Given instruction: Each entry should be quoted word for word, including every mark of punctuation.

─── Available data ───

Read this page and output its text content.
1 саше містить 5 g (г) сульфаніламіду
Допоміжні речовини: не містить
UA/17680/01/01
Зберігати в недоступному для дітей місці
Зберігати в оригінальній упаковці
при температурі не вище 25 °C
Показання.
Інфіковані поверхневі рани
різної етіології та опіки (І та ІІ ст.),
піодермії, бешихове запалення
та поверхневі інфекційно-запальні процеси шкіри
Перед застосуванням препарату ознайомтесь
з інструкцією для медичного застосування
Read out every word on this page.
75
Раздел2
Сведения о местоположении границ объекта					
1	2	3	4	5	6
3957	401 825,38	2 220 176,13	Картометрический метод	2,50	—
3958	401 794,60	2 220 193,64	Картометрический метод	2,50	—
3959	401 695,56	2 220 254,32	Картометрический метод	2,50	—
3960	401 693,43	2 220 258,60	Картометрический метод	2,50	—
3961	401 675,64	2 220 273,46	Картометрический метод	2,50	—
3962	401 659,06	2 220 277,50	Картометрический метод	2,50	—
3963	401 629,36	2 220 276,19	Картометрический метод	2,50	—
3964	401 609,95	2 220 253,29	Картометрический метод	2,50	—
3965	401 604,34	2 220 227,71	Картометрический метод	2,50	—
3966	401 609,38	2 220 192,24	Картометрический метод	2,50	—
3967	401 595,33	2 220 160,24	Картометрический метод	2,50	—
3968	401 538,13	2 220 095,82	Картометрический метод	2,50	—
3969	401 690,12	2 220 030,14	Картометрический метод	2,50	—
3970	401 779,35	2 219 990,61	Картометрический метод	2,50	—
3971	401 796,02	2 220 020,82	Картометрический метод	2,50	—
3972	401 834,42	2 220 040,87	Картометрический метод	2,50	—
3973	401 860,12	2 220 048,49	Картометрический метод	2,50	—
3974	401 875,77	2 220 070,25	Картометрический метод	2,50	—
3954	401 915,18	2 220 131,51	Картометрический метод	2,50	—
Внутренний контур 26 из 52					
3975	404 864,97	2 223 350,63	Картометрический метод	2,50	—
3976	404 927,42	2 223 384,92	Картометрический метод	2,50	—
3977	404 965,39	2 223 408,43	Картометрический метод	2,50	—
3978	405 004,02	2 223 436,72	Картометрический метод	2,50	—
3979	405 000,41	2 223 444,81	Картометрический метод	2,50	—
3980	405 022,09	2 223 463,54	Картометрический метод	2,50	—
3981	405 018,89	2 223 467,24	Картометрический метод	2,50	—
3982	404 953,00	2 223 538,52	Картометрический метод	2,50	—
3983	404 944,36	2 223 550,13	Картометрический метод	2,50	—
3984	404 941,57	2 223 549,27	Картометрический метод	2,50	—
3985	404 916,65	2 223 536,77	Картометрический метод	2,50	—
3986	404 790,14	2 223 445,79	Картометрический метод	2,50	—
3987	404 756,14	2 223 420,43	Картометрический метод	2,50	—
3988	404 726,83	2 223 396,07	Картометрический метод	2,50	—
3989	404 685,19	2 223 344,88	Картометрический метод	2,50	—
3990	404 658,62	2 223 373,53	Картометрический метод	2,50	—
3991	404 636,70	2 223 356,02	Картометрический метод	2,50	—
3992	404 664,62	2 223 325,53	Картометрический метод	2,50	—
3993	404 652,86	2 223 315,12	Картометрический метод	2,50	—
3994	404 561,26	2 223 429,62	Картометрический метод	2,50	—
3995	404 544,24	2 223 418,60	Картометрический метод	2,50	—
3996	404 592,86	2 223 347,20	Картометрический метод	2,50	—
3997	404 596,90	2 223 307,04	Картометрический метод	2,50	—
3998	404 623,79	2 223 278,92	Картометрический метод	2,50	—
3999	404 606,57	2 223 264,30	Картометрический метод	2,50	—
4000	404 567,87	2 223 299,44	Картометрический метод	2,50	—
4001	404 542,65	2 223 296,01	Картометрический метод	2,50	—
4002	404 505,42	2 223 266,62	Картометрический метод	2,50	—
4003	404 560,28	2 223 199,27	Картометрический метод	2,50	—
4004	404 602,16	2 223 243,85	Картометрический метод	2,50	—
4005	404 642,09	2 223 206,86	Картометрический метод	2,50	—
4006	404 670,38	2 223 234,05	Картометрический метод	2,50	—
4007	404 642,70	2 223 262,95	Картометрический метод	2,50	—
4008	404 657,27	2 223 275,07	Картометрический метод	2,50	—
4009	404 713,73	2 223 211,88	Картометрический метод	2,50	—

───

Expected answer:
Read this page and output its text content.
1 саше містить 5 g (г) сульфаніламіду
Допоміжні речовини: не містить
UA/17680/01/01
Зберігати в недоступному для дітей місці
Зберігати в оригінальній упаковці
при температурі не вище 25 °C
Показання.
Інфіковані поверхневі рани
різної етіології та опіки (І та ІІ ст.),
піодермії, бешихове запалення
та поверхневі інфекційно-запальні процеси шкіри
Перед застосуванням препарату ознайомтесь
з інструкцією для медичного застосування
Read out every word on this page.
75
Раздел2
Сведения о местоположении границ объекта					
1	2	3	4	5	6
3957	401 825,38	2 220 176,13	Картометрический метод	2,50	—
3958	401 794,60	2 220 193,64	Картометрический метод	2,50	—
3959	401 695,56	2 220 254,32	Картометрический метод	2,50	—
3960	401 693,43	2 220 258,60	Картометрический метод	2,50	—
3961	401 675,64	2 220 273,46	Картометрический метод	2,50	—
3962	401 659,06	2 220 277,50	Картометрический метод	2,50	—
3963	401 629,36	2 220 276,19	Картометрический метод	2,50	—
3964	401 609,95	2 220 253,29	Картометрический метод	2,50	—
3965	401 604,34	2 220 227,71	Картометрический метод	2,50	—
3966	401 609,38	2 220 192,24	Картометрический метод	2,50	—
3967	401 595,33	2 220 160,24	Картометрический метод	2,50	—
3968	401 538,13	2 220 095,82	Картометрический метод	2,50	—
3969	401 690,12	2 220 030,14	Картометрический метод	2,50	—
3970	401 779,35	2 219 990,61	Картометрический метод	2,50	—
3971	401 796,02	2 220 020,82	Картометрический метод	2,50	—
3972	401 834,42	2 220 040,87	Картометрический метод	2,50	—
3973	401 860,12	2 220 048,49	Картометрический метод	2,50	—
3974	401 875,77	2 220 070,25	Картометрический метод	2,50	—
3954	401 915,18	2 220 131,51	Картометрический метод	2,50	—
Внутренний контур 26 из 52					
3975	404 864,97	2 223 350,63	Картометрический метод	2,50	—
3976	404 927,42	2 223 384,92	Картометрический метод	2,50	—
3977	404 965,39	2 223 408,43	Картометрический метод	2,50	—
3978	405 004,02	2 223 436,72	Картометрический метод	2,50	—
3979	405 000,41	2 223 444,81	Картометрический метод	2,50	—
3980	405 022,09	2 223 463,54	Картометрический метод	2,50	—
3981	405 018,89	2 223 467,24	Картометрический метод	2,50	—
3982	404 953,00	2 223 538,52	Картометрический метод	2,50	—
3983	404 944,36	2 223 550,13	Картометрический метод	2,50	—
3984	404 941,57	2 223 549,27	Картометрический метод	2,50	—
3985	404 916,65	2 223 536,77	Картометрический метод	2,50	—
3986	404 790,14	2 223 445,79	Картометрический метод	2,50	—
3987	404 756,14	2 223 420,43	Картометрический метод	2,50	—
3988	404 726,83	2 223 396,07	Картометрический метод	2,50	—
3989	404 685,19	2 223 344,88	Картометрический метод	2,50	—
3990	404 658,62	2 223 373,53	Картометрический метод	2,50	—
3991	404 636,70	2 223 356,02	Картометрический метод	2,50	—
3992	404 664,62	2 223 325,53	Картометрический метод	2,50	—
3993	404 652,86	2 223 315,12	Картометрический метод	2,50	—
3994	404 561,26	2 223 429,62	Картометрический метод	2,50	—
3995	404 544,24	2 223 418,60	Картометрический метод	2,50	—
3996	404 592,86	2 223 347,20	Картометрический метод	2,50	—
3997	404 596,90	2 223 307,04	Картометрический метод	2,50	—
3998	404 623,79	2 223 278,92	Картометрический метод	2,50	—
3999	404 606,57	2 223 264,30	Картометрический метод	2,50	—
4000	404 567,87	2 223 299,44	Картометрический метод	2,50	—
4001	404 542,65	2 223 296,01	Картометрический метод	2,50	—
4002	404 505,42	2 223 266,62	Картометрический метод	2,50	—
4003	404 560,28	2 223 199,27	Картометрический метод	2,50	—
4004	404 602,16	2 223 243,85	Картометрический метод	2,50	—
4005	404 642,09	2 223 206,86	Картометрический метод	2,50	—
4006	404 670,38	2 223 234,05	Картометрический метод	2,50	—
4007	404 642,70	2 223 262,95	Картометрический метод	2,50	—
4008	404 657,27	2 223 275,07	Картометрический метод	2,50	—
4009	404 713,73	2 223 211,88	Картометрический метод	2,50	—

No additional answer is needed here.